INSTRUCTIONS TO FOLLOW
Reproduce every entry below precisely. Pictures are excluded from the copy.

++++ TASK INPUTS ++++

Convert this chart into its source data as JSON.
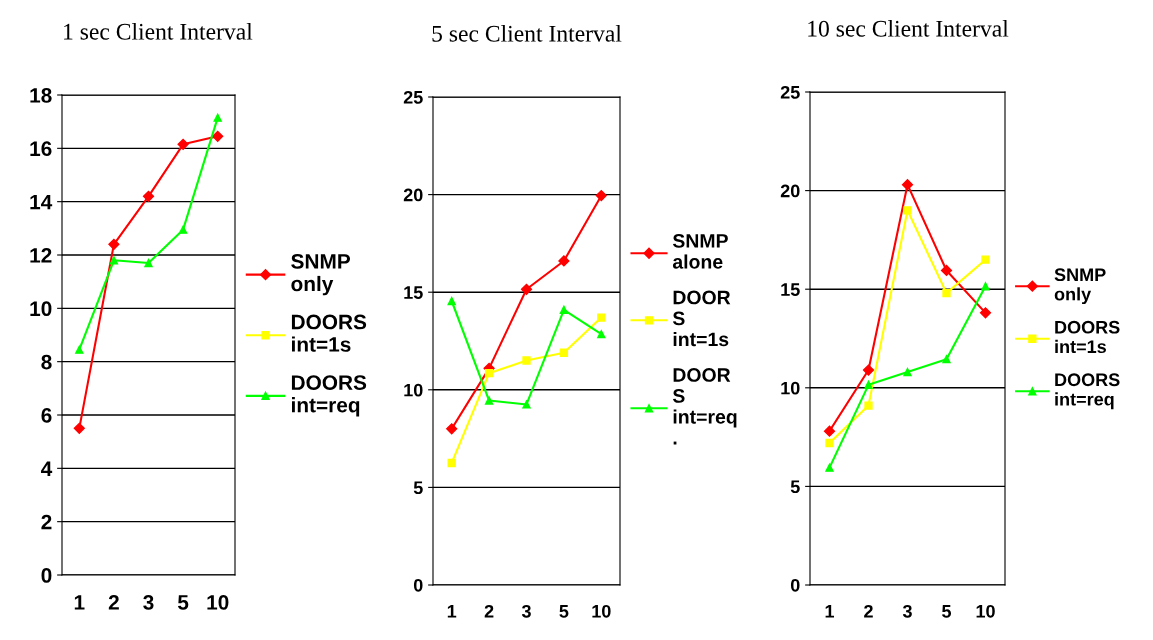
{
  "chart_data": [
    {
      "type": "line",
      "title": "1 sec Client Interval",
      "categories": [
        "1",
        "2",
        "3",
        "5",
        "10"
      ],
      "ylim": [
        0,
        18
      ],
      "yticks": [
        0,
        2,
        4,
        6,
        8,
        10,
        12,
        14,
        16,
        18
      ],
      "grid": "y",
      "legend": "right",
      "series": [
        {
          "name": "SNMP\nonly",
          "color": "#ff0000",
          "marker": "diamond",
          "values": [
            5.5,
            12.4,
            14.2,
            16.15,
            16.45
          ]
        },
        {
          "name": "DOORS\nint=1s",
          "color": "#ffff00",
          "marker": "square",
          "values": [
            null,
            null,
            null,
            null,
            null
          ]
        },
        {
          "name": "DOORS\nint=req",
          "color": "#00ff00",
          "marker": "triangle",
          "values": [
            8.45,
            11.8,
            11.7,
            12.95,
            17.15
          ]
        }
      ]
    },
    {
      "type": "line",
      "title": "5 sec Client Interval",
      "categories": [
        "1",
        "2",
        "3",
        "5",
        "10"
      ],
      "ylim": [
        0,
        25
      ],
      "yticks": [
        0,
        5,
        10,
        15,
        20,
        25
      ],
      "grid": "y",
      "legend": "right",
      "series": [
        {
          "name": "SNMP\nalone",
          "color": "#ff0000",
          "marker": "diamond",
          "values": [
            8.0,
            11.1,
            15.15,
            16.6,
            19.95
          ]
        },
        {
          "name": "DOOR\nS\nint=1s",
          "color": "#ffff00",
          "marker": "square",
          "values": [
            6.25,
            10.85,
            11.5,
            11.9,
            13.7
          ]
        },
        {
          "name": "DOOR\nS\nint=req\n.",
          "color": "#00ff00",
          "marker": "triangle",
          "values": [
            14.55,
            9.45,
            9.25,
            14.1,
            12.85
          ]
        }
      ]
    },
    {
      "type": "line",
      "title": "10 sec Client Interval",
      "categories": [
        "1",
        "2",
        "3",
        "5",
        "10"
      ],
      "ylim": [
        0,
        25
      ],
      "yticks": [
        0,
        5,
        10,
        15,
        20,
        25
      ],
      "grid": "y",
      "legend": "right",
      "series": [
        {
          "name": "SNMP\nonly",
          "color": "#ff0000",
          "marker": "diamond",
          "values": [
            7.8,
            10.9,
            20.3,
            15.95,
            13.8
          ]
        },
        {
          "name": "DOORS\nint=1s",
          "color": "#ffff00",
          "marker": "square",
          "values": [
            7.2,
            9.1,
            19.0,
            14.8,
            16.5
          ]
        },
        {
          "name": "DOORS\nint=req",
          "color": "#00ff00",
          "marker": "triangle",
          "values": [
            5.95,
            10.15,
            10.8,
            11.45,
            15.15
          ]
        }
      ]
    }
  ]
}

++++

FULL RESPONSE
Convert this chart into its source data as JSON.
{
  "chart_data": [
    {
      "type": "line",
      "title": "1 sec Client Interval",
      "categories": [
        "1",
        "2",
        "3",
        "5",
        "10"
      ],
      "ylim": [
        0,
        18
      ],
      "yticks": [
        0,
        2,
        4,
        6,
        8,
        10,
        12,
        14,
        16,
        18
      ],
      "grid": "y",
      "legend": "right",
      "series": [
        {
          "name": "SNMP\nonly",
          "color": "#ff0000",
          "marker": "diamond",
          "values": [
            5.5,
            12.4,
            14.2,
            16.15,
            16.45
          ]
        },
        {
          "name": "DOORS\nint=1s",
          "color": "#ffff00",
          "marker": "square",
          "values": [
            null,
            null,
            null,
            null,
            null
          ]
        },
        {
          "name": "DOORS\nint=req",
          "color": "#00ff00",
          "marker": "triangle",
          "values": [
            8.45,
            11.8,
            11.7,
            12.95,
            17.15
          ]
        }
      ]
    },
    {
      "type": "line",
      "title": "5 sec Client Interval",
      "categories": [
        "1",
        "2",
        "3",
        "5",
        "10"
      ],
      "ylim": [
        0,
        25
      ],
      "yticks": [
        0,
        5,
        10,
        15,
        20,
        25
      ],
      "grid": "y",
      "legend": "right",
      "series": [
        {
          "name": "SNMP\nalone",
          "color": "#ff0000",
          "marker": "diamond",
          "values": [
            8.0,
            11.1,
            15.15,
            16.6,
            19.95
          ]
        },
        {
          "name": "DOOR\nS\nint=1s",
          "color": "#ffff00",
          "marker": "square",
          "values": [
            6.25,
            10.85,
            11.5,
            11.9,
            13.7
          ]
        },
        {
          "name": "DOOR\nS\nint=req\n.",
          "color": "#00ff00",
          "marker": "triangle",
          "values": [
            14.55,
            9.45,
            9.25,
            14.1,
            12.85
          ]
        }
      ]
    },
    {
      "type": "line",
      "title": "10 sec Client Interval",
      "categories": [
        "1",
        "2",
        "3",
        "5",
        "10"
      ],
      "ylim": [
        0,
        25
      ],
      "yticks": [
        0,
        5,
        10,
        15,
        20,
        25
      ],
      "grid": "y",
      "legend": "right",
      "series": [
        {
          "name": "SNMP\nonly",
          "color": "#ff0000",
          "marker": "diamond",
          "values": [
            7.8,
            10.9,
            20.3,
            15.95,
            13.8
          ]
        },
        {
          "name": "DOORS\nint=1s",
          "color": "#ffff00",
          "marker": "square",
          "values": [
            7.2,
            9.1,
            19.0,
            14.8,
            16.5
          ]
        },
        {
          "name": "DOORS\nint=req",
          "color": "#00ff00",
          "marker": "triangle",
          "values": [
            5.95,
            10.15,
            10.8,
            11.45,
            15.15
          ]
        }
      ]
    }
  ]
}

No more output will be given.